[Records excerpted from a collection]
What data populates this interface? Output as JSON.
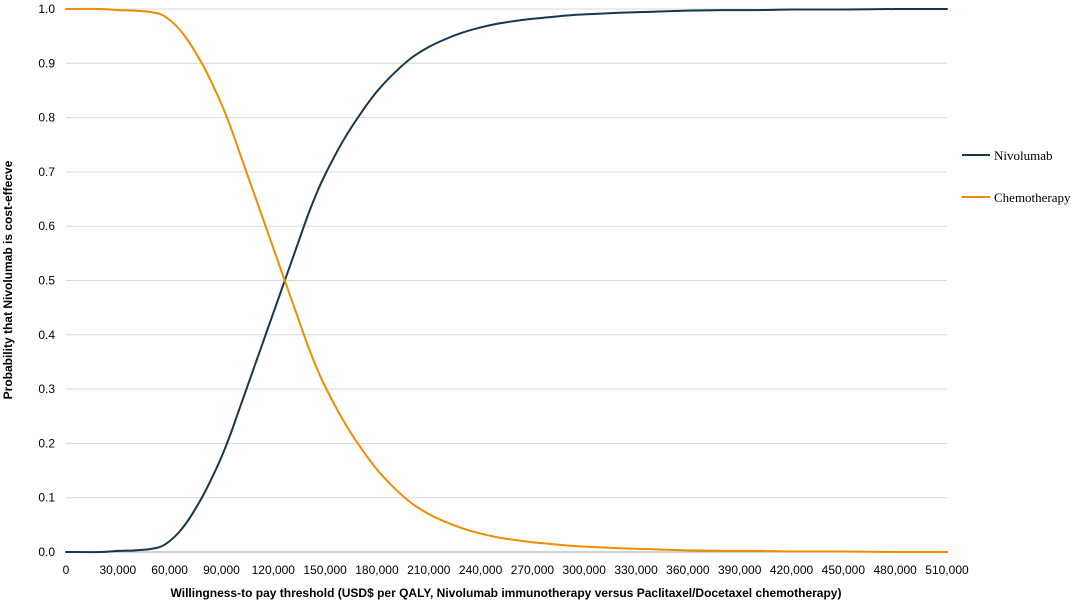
{
  "chart_data": {
    "type": "line",
    "xlabel": "Willingness-to pay threshold (USD$ per QALY, Nivolumab immunotherapy versus Paclitaxel/Docetaxel chemotherapy)",
    "ylabel": "Probability that Nivolumab is cost-effecve",
    "xlim": [
      0,
      510000
    ],
    "ylim": [
      0,
      1.0
    ],
    "x_ticks": [
      "0",
      "30,000",
      "60,000",
      "90,000",
      "120,000",
      "150,000",
      "180,000",
      "210,000",
      "240,000",
      "270,000",
      "300,000",
      "330,000",
      "360,000",
      "390,000",
      "420,000",
      "450,000",
      "480,000",
      "510,000"
    ],
    "y_ticks": [
      "0.0",
      "0.1",
      "0.2",
      "0.3",
      "0.4",
      "0.5",
      "0.6",
      "0.7",
      "0.8",
      "0.9",
      "1.0"
    ],
    "grid": "horizontal",
    "legend_position": "right",
    "series": [
      {
        "name": "Nivolumab",
        "color": "#17374f",
        "x": [
          0,
          20000,
          30000,
          40000,
          48000,
          55000,
          60000,
          65000,
          70000,
          75000,
          80000,
          85000,
          90000,
          95000,
          100000,
          105000,
          110000,
          115000,
          120000,
          125000,
          130000,
          135000,
          140000,
          145000,
          150000,
          160000,
          170000,
          180000,
          190000,
          200000,
          210000,
          220000,
          230000,
          240000,
          250000,
          260000,
          270000,
          280000,
          290000,
          300000,
          320000,
          340000,
          360000,
          380000,
          400000,
          420000,
          450000,
          480000,
          510000
        ],
        "y": [
          0.0,
          0.0,
          0.002,
          0.003,
          0.005,
          0.01,
          0.02,
          0.035,
          0.055,
          0.08,
          0.108,
          0.14,
          0.175,
          0.215,
          0.26,
          0.305,
          0.35,
          0.395,
          0.44,
          0.485,
          0.53,
          0.575,
          0.62,
          0.66,
          0.695,
          0.755,
          0.805,
          0.848,
          0.882,
          0.91,
          0.93,
          0.945,
          0.957,
          0.966,
          0.973,
          0.978,
          0.982,
          0.985,
          0.988,
          0.99,
          0.993,
          0.995,
          0.997,
          0.998,
          0.998,
          0.999,
          0.999,
          1.0,
          1.0
        ]
      },
      {
        "name": "Chemotherapy",
        "color": "#f08c00",
        "x": [
          0,
          20000,
          30000,
          40000,
          48000,
          55000,
          60000,
          65000,
          70000,
          75000,
          80000,
          85000,
          90000,
          95000,
          100000,
          105000,
          110000,
          115000,
          120000,
          125000,
          130000,
          135000,
          140000,
          145000,
          150000,
          160000,
          170000,
          180000,
          190000,
          200000,
          210000,
          220000,
          230000,
          240000,
          250000,
          260000,
          270000,
          280000,
          290000,
          300000,
          320000,
          340000,
          360000,
          380000,
          400000,
          420000,
          450000,
          480000,
          510000
        ],
        "y": [
          1.0,
          1.0,
          0.998,
          0.997,
          0.995,
          0.99,
          0.98,
          0.965,
          0.945,
          0.92,
          0.892,
          0.86,
          0.825,
          0.785,
          0.74,
          0.695,
          0.65,
          0.605,
          0.56,
          0.515,
          0.47,
          0.425,
          0.38,
          0.34,
          0.305,
          0.245,
          0.195,
          0.152,
          0.118,
          0.09,
          0.07,
          0.055,
          0.043,
          0.034,
          0.027,
          0.022,
          0.018,
          0.015,
          0.012,
          0.01,
          0.007,
          0.005,
          0.003,
          0.002,
          0.002,
          0.001,
          0.001,
          0.0,
          0.0
        ]
      }
    ]
  }
}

:: EXERCISE INSTRUCTIONS ::
Check every line of the material for the string "Nivolumab" and give the number of lines that have it, without anything else.

:: FINAL RESULT ::
3